■ **Exercise details**
Extract every line of the material that holds the string "placeholder".

■ **Stored data**
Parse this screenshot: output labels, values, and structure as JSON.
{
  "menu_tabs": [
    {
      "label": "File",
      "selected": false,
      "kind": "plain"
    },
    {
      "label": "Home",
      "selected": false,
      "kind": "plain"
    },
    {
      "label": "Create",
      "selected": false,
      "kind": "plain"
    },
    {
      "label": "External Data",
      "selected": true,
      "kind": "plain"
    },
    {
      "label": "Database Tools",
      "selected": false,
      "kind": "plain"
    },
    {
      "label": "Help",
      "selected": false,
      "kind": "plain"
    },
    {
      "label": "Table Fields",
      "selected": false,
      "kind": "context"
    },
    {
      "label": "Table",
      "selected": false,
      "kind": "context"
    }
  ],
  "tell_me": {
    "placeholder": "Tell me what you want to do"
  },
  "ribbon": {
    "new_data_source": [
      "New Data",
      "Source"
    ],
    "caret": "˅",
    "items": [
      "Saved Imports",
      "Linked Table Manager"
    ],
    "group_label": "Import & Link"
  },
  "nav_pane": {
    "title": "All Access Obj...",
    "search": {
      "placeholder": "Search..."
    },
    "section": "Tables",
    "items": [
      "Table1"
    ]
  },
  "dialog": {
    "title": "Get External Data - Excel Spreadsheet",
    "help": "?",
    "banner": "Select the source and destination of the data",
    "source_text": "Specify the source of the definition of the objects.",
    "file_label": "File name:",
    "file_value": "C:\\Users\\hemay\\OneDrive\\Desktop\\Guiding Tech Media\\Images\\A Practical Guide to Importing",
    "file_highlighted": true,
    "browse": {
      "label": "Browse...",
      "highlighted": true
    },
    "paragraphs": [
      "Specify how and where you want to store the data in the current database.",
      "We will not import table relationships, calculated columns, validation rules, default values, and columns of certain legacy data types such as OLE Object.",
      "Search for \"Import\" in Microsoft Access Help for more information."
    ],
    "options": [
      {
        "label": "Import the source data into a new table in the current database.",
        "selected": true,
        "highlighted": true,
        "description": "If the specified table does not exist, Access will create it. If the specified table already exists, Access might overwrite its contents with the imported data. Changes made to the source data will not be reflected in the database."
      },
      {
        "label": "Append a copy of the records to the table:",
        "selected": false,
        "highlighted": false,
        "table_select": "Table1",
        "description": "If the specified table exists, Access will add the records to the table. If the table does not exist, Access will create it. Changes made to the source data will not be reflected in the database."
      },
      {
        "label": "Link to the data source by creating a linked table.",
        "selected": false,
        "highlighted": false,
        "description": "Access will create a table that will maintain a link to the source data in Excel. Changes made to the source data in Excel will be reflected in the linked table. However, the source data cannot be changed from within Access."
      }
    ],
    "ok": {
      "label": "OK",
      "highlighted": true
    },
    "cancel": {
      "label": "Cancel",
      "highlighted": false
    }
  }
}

■ **Problem solution**
    "placeholder": "Tell me what you want to do"
      "placeholder": "Search..."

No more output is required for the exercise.